» WORK TO COMPLETE
Keep only the lines where "this" appears.

» INFORMATION GIVEN
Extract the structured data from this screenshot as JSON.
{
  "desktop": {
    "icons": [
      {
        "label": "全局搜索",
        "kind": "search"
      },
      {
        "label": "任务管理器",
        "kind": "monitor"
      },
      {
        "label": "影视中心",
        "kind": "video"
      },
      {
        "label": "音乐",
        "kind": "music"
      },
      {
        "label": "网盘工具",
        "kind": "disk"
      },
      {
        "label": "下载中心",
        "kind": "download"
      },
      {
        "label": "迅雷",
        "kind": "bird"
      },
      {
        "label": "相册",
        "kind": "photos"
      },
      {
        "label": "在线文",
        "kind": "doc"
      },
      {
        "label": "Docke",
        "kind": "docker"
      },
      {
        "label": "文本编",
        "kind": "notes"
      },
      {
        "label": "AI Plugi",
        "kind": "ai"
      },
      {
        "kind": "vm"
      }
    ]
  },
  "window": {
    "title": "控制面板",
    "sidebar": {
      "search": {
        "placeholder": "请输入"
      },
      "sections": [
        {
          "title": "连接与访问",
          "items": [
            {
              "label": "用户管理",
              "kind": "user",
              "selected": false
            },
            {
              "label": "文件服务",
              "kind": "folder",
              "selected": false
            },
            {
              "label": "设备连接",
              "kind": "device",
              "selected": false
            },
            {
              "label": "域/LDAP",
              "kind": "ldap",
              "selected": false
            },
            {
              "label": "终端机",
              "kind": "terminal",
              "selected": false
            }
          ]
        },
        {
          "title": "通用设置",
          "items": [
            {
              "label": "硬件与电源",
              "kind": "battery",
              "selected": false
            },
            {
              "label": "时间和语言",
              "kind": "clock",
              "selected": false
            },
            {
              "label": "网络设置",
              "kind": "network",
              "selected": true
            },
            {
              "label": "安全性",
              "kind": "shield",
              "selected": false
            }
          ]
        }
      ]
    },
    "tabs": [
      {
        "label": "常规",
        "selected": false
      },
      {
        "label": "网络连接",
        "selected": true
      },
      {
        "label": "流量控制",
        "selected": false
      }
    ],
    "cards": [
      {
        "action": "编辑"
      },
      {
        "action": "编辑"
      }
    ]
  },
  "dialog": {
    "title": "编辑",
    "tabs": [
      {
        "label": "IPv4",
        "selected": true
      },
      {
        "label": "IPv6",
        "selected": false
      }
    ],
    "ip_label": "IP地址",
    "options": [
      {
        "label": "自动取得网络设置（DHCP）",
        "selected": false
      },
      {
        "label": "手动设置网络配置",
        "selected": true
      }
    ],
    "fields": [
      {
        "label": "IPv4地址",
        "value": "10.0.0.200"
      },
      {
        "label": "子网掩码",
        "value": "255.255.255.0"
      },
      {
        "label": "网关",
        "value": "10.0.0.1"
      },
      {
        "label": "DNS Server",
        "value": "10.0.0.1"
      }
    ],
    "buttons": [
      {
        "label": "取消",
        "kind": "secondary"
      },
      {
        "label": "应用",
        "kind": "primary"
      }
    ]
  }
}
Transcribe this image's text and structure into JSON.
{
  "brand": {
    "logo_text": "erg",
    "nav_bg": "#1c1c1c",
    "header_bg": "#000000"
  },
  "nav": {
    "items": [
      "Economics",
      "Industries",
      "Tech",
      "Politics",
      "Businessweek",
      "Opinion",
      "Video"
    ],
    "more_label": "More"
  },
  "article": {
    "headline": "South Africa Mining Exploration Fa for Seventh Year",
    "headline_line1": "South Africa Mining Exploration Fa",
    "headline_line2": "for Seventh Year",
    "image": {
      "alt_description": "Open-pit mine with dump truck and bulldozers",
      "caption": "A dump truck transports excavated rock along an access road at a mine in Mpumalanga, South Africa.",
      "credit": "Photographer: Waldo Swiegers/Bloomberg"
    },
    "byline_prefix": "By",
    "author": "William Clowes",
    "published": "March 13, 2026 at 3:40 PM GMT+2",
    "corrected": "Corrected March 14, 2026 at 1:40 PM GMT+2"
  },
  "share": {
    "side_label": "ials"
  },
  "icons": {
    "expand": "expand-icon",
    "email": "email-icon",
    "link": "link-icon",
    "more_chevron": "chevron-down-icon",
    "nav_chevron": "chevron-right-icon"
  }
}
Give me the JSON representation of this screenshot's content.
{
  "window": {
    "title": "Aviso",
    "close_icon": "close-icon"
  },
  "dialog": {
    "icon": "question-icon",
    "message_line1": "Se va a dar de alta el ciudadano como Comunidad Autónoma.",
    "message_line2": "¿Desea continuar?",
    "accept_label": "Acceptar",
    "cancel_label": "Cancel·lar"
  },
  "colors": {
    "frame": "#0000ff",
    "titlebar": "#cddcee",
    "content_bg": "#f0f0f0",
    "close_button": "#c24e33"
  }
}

» WRITTEN ANSWER
Extract the structured data from this screenshot as JSON.
Transcribe this image's text and structure into JSON.
Give me the JSON representation of this screenshot's content.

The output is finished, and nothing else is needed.